[Records from a collection]
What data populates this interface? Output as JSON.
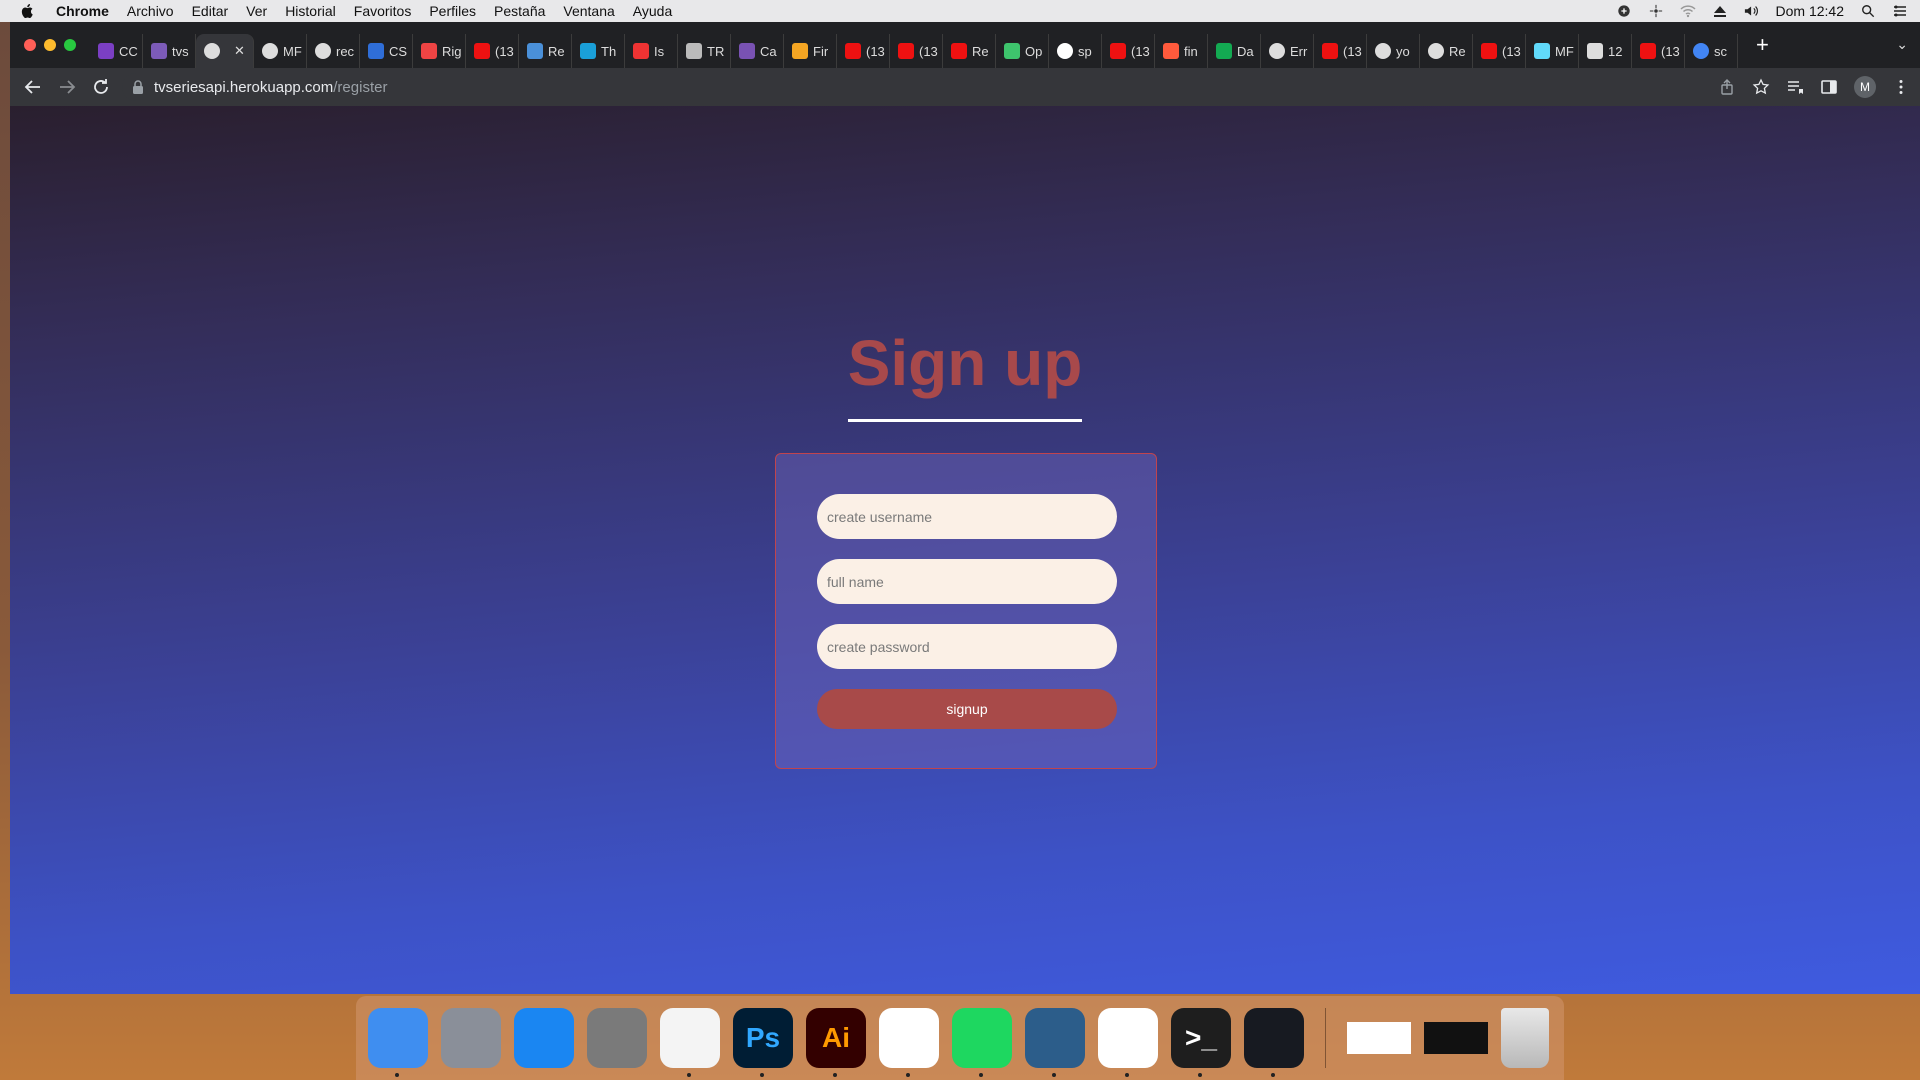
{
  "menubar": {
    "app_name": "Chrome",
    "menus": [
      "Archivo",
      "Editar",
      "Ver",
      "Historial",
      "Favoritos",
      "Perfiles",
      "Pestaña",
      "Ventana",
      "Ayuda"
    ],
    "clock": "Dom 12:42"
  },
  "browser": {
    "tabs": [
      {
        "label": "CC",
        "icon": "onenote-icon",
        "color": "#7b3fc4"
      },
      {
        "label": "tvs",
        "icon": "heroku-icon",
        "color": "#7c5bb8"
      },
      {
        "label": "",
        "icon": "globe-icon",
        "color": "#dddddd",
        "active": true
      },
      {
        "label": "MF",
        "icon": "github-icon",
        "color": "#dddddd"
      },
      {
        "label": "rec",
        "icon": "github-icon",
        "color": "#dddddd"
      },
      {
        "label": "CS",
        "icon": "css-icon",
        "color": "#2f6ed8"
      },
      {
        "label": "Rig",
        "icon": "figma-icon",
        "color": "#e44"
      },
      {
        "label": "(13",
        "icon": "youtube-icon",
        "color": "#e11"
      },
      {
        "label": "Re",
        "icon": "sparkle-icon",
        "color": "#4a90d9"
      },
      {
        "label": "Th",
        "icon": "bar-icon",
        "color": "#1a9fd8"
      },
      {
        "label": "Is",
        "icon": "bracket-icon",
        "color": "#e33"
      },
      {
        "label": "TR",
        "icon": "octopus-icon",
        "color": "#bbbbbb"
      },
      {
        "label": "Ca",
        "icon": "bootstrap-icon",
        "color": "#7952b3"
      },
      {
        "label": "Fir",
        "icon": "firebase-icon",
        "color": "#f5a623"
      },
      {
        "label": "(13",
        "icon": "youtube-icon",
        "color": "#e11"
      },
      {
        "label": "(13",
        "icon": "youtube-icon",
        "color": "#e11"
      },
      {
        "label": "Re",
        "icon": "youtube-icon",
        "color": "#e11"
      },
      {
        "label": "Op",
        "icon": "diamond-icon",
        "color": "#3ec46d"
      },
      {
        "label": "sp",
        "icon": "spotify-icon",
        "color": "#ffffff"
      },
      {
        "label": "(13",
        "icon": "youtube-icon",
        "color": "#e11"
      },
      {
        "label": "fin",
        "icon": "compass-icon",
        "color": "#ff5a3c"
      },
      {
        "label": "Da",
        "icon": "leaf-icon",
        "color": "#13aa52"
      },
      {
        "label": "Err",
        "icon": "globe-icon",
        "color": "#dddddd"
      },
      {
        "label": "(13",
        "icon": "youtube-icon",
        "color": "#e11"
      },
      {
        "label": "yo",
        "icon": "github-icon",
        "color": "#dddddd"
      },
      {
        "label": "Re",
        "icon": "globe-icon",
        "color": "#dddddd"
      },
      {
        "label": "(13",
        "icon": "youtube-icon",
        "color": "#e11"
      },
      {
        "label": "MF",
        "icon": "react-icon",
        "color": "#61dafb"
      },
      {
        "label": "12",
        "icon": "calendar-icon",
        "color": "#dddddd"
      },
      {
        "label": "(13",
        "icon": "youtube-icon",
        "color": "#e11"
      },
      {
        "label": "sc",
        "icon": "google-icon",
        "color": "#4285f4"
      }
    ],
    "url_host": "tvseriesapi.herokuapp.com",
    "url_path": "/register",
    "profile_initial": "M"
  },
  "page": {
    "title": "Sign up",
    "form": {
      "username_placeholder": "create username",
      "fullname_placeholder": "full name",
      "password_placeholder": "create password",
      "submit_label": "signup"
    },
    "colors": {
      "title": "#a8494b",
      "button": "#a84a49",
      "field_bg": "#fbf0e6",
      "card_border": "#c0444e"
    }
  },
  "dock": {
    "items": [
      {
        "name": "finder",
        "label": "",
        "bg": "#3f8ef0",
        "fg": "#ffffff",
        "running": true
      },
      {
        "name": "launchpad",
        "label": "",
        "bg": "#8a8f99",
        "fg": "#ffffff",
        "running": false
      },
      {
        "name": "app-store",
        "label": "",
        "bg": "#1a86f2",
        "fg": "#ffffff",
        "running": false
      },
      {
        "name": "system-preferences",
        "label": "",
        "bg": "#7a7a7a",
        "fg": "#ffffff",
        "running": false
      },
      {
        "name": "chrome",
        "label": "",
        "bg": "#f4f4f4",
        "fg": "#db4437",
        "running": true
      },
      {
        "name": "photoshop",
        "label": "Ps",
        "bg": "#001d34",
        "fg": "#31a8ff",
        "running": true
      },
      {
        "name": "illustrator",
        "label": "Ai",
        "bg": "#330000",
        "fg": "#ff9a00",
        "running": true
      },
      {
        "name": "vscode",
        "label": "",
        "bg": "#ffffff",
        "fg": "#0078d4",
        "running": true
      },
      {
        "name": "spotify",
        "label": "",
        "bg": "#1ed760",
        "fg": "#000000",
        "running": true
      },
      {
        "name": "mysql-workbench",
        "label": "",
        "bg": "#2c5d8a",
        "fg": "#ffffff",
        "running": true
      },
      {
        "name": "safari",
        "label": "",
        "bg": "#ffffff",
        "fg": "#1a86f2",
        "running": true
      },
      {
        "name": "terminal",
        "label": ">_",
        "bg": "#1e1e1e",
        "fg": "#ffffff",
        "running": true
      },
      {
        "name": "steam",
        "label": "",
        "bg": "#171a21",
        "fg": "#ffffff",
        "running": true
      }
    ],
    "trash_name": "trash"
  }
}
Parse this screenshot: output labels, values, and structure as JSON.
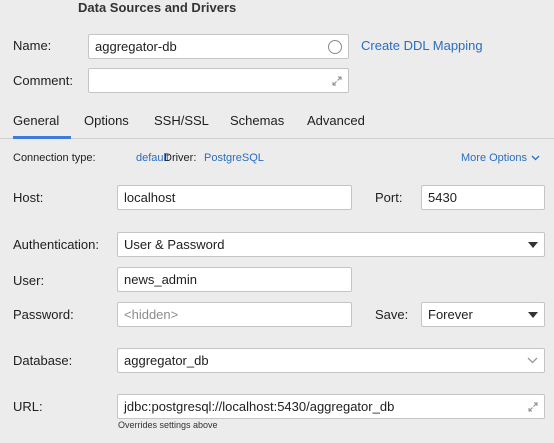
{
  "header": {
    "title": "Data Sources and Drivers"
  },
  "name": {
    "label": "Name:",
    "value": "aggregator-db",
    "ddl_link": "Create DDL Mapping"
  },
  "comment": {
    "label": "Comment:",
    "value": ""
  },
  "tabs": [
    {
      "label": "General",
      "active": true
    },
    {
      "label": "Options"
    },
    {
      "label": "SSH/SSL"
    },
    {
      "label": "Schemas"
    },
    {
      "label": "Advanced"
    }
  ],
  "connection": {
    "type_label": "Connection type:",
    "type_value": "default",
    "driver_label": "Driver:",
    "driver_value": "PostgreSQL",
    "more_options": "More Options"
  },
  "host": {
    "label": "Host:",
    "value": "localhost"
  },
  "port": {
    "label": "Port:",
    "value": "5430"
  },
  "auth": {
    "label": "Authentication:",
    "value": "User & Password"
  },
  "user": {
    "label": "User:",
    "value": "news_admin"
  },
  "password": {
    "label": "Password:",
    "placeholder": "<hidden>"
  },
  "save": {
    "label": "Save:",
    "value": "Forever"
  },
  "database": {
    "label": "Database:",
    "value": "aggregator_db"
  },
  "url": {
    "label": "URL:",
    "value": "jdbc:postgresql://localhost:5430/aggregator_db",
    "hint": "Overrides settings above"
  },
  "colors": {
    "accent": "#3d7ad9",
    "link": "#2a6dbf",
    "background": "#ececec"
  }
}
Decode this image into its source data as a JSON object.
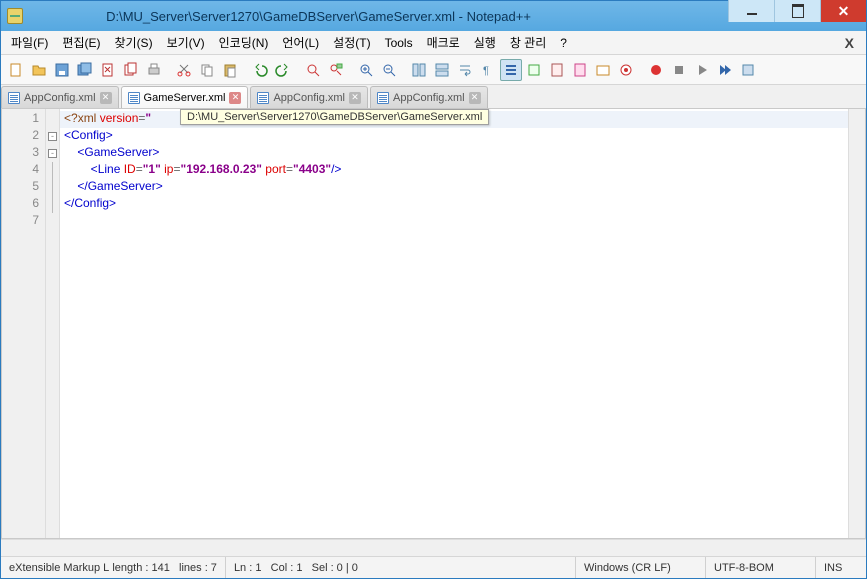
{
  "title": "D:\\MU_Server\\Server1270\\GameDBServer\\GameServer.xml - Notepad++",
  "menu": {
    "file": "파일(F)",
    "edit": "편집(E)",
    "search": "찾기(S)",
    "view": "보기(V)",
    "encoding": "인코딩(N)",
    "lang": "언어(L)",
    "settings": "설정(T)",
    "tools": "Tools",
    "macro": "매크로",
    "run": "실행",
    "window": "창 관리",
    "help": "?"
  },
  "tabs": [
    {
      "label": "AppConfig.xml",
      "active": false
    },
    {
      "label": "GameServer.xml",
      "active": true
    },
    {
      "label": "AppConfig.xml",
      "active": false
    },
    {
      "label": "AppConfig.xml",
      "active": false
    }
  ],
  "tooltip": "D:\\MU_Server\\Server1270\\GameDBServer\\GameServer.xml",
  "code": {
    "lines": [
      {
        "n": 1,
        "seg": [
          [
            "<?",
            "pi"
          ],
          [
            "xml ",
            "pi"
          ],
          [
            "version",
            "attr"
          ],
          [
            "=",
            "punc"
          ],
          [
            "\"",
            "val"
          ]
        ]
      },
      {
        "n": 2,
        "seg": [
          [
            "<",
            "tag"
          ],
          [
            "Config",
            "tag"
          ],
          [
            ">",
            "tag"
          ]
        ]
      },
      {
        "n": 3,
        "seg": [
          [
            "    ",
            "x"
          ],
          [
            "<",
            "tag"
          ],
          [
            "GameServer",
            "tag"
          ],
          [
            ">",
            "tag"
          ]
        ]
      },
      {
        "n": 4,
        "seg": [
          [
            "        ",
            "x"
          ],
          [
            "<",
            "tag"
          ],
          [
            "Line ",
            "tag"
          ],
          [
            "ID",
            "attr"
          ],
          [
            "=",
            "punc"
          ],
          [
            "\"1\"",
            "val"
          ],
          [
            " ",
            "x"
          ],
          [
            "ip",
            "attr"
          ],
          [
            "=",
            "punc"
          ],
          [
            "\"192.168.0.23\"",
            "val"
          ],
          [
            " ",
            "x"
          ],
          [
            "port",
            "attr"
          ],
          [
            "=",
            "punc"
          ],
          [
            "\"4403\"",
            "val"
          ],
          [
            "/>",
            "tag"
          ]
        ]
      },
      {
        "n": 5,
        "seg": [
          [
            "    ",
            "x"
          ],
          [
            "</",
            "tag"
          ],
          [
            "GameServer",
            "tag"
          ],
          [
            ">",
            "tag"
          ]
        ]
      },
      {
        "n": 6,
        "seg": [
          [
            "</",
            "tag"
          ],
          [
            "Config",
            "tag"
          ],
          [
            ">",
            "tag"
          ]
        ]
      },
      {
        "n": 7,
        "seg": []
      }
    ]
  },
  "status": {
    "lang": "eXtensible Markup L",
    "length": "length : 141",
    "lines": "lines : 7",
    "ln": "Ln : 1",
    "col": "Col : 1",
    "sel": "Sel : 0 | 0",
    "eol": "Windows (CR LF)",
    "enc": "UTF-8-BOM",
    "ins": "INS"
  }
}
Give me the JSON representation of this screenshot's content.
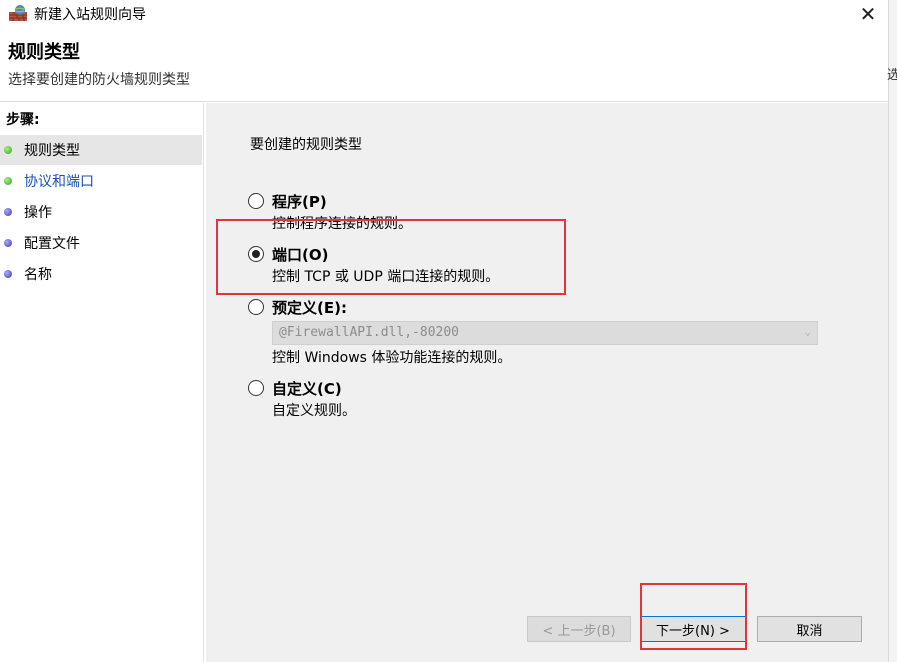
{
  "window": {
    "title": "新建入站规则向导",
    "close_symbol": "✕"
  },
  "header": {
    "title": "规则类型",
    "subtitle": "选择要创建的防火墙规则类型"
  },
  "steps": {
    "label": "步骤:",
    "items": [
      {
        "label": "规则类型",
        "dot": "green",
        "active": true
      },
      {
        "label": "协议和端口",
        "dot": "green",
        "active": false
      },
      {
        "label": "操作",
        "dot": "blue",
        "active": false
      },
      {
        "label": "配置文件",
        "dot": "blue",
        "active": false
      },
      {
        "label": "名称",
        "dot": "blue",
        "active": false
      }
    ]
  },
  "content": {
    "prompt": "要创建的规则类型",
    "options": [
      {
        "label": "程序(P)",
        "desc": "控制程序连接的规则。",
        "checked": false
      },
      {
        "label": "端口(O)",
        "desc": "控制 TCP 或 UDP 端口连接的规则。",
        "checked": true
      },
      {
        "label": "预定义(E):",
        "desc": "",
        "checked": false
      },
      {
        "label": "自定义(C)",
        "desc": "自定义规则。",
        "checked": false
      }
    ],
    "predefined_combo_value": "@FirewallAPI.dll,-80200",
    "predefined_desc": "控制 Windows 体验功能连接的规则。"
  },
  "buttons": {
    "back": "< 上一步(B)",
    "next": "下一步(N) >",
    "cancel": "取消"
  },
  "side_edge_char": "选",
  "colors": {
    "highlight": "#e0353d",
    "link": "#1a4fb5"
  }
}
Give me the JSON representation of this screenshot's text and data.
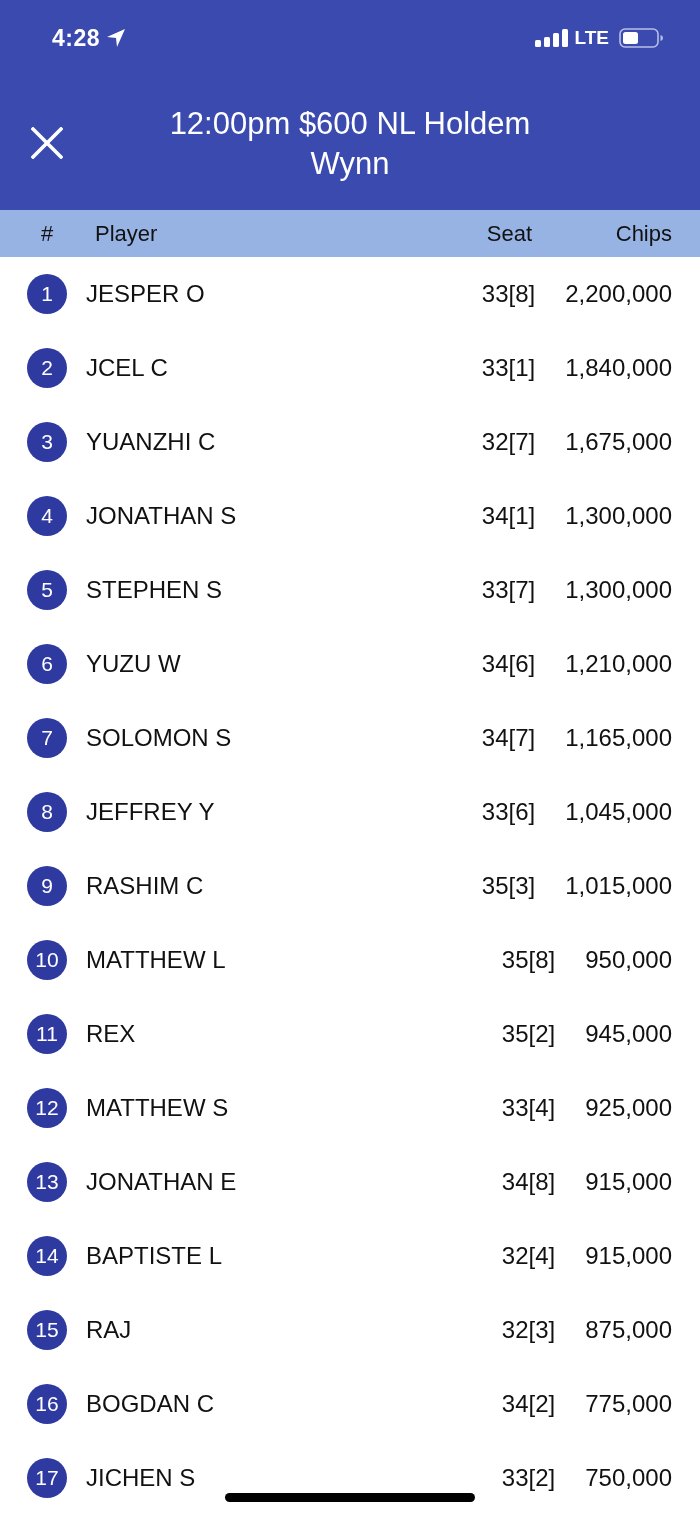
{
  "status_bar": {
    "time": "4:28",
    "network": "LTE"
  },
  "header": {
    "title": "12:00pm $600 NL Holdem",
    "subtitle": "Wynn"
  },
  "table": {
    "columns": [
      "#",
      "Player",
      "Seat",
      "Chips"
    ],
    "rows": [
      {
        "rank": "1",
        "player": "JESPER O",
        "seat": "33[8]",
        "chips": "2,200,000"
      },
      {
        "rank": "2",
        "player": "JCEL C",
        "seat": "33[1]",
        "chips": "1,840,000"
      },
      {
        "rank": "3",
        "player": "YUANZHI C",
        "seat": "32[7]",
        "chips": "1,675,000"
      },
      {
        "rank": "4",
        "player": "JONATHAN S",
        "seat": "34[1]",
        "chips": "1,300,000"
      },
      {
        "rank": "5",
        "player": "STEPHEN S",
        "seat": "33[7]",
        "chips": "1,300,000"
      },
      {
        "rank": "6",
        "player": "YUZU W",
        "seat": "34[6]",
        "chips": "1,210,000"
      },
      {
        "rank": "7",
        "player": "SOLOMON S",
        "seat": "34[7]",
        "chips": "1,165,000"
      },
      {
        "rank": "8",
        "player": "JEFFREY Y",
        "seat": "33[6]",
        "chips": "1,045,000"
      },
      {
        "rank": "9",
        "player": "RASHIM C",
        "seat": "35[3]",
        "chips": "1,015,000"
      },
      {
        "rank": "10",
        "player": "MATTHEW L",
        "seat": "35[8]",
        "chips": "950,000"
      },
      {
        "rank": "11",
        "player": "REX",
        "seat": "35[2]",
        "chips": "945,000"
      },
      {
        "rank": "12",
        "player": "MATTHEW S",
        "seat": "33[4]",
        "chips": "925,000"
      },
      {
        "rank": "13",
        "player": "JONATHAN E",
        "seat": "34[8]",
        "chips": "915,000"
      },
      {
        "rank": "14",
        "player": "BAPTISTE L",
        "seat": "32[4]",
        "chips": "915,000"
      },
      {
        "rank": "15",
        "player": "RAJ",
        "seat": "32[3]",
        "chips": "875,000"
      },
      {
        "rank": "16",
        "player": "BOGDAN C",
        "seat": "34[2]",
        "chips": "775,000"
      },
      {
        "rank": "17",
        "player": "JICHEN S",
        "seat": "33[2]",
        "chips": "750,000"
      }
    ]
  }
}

> [TASK DIRECTIONS]
Of the lines in the material, how many contain the word "GameServer"? Reply with the number and nothing else.

> [TASK SOLUTION]
5